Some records
◇ ◇ ◇ ◇

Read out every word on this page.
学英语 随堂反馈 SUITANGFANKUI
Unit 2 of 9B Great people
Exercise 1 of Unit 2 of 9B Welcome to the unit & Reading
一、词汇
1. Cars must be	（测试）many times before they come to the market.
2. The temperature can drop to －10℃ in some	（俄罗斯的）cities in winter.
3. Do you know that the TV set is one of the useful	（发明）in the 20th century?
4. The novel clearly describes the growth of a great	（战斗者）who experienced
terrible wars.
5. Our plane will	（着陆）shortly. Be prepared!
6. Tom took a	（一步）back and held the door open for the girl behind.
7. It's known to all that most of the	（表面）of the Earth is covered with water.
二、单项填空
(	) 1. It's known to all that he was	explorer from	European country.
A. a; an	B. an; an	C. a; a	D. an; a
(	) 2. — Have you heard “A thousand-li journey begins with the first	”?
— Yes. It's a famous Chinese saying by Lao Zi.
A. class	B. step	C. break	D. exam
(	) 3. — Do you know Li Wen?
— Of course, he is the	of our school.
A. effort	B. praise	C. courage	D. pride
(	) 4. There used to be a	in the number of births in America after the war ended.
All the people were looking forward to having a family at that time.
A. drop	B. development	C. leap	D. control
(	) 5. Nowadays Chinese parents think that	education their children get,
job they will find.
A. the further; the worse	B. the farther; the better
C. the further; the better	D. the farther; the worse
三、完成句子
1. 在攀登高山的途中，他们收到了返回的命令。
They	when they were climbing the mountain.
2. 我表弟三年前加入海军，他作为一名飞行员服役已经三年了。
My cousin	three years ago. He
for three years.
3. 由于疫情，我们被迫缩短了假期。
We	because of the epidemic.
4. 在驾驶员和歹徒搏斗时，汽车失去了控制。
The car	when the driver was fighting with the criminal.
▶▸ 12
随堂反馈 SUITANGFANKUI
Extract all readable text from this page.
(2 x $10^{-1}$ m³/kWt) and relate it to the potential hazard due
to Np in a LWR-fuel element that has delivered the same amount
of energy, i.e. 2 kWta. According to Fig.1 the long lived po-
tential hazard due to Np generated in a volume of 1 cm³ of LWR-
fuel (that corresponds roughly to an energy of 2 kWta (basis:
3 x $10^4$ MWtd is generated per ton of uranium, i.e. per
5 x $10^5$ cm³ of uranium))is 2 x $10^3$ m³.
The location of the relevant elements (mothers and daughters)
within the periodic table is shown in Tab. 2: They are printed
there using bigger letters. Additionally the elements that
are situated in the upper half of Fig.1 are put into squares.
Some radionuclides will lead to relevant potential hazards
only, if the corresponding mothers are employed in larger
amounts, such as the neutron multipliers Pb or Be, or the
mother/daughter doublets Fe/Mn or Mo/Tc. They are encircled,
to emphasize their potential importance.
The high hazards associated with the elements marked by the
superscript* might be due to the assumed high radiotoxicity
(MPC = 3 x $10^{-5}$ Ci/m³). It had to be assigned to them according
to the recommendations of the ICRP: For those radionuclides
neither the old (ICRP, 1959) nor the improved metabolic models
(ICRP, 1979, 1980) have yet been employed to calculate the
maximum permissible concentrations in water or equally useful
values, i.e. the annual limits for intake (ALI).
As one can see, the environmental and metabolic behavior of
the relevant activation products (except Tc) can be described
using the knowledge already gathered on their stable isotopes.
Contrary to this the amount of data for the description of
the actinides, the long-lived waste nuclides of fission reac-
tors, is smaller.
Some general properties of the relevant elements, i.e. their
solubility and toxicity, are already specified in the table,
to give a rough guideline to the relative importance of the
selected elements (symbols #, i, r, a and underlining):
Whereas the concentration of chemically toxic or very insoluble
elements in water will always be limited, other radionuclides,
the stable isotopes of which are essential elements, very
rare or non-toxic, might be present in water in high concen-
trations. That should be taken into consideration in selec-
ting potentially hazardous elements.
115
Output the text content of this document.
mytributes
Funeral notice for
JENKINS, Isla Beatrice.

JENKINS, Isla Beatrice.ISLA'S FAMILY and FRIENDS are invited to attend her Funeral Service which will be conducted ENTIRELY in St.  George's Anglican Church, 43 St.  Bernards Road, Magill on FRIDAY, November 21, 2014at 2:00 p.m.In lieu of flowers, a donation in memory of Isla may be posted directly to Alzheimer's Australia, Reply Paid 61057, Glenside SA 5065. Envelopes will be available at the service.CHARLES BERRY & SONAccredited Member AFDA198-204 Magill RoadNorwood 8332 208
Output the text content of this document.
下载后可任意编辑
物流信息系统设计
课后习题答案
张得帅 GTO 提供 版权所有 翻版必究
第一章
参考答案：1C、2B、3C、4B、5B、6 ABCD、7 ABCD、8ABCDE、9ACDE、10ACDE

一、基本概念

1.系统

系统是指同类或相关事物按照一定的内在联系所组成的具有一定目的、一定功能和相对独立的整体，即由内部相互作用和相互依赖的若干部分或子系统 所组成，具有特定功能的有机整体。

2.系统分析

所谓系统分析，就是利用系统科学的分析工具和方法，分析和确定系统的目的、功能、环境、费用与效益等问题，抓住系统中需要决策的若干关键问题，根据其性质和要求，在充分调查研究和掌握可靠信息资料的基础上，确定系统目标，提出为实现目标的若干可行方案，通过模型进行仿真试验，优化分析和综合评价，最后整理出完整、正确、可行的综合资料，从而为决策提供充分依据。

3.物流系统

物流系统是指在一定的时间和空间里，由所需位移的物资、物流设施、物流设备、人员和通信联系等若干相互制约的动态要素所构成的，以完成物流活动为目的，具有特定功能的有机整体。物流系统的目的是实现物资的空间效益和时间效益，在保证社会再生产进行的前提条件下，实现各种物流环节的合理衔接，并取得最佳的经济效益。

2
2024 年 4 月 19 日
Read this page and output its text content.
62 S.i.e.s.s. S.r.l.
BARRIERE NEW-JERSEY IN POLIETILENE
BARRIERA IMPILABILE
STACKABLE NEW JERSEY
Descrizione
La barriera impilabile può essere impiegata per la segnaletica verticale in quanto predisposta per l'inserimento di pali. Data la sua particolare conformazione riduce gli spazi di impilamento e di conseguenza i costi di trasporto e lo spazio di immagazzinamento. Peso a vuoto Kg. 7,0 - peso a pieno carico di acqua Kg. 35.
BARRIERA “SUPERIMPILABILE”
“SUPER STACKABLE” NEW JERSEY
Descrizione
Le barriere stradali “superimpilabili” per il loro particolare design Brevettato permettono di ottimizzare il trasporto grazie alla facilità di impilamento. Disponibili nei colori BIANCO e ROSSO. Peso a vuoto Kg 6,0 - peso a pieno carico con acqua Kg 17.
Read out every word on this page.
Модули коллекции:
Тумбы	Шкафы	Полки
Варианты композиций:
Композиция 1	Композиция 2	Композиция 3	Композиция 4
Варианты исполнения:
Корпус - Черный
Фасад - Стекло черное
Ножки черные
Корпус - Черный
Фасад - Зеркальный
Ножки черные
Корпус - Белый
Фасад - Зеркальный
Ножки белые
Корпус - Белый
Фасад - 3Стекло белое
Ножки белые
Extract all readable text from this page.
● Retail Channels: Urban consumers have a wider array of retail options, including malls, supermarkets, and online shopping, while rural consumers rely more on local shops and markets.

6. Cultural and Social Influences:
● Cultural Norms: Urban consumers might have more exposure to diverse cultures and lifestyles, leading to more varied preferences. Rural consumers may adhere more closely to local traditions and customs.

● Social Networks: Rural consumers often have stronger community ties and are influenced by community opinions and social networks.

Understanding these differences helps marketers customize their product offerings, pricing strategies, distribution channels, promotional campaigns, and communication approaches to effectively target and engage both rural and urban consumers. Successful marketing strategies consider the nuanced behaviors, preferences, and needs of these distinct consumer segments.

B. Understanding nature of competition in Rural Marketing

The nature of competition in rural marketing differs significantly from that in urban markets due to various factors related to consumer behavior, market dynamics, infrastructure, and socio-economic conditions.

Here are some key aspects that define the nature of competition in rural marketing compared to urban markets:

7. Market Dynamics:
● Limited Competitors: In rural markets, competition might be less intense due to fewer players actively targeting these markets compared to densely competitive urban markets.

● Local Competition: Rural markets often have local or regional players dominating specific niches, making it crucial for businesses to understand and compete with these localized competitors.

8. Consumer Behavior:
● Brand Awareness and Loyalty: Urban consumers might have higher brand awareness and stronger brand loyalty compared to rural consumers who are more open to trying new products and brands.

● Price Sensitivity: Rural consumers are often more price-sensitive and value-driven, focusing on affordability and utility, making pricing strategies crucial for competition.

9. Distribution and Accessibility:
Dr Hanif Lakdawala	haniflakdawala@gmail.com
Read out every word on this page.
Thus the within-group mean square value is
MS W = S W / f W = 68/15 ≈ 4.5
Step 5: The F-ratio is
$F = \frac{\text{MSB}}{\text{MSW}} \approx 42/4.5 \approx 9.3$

◇ ◇ ◇ ◇

Spot every line that holds "JERSEY" and copy it.

BARRIERE NEW-JERSEY IN POLIETILENE
STACKABLE NEW JERSEY
“SUPER STACKABLE” NEW JERSEY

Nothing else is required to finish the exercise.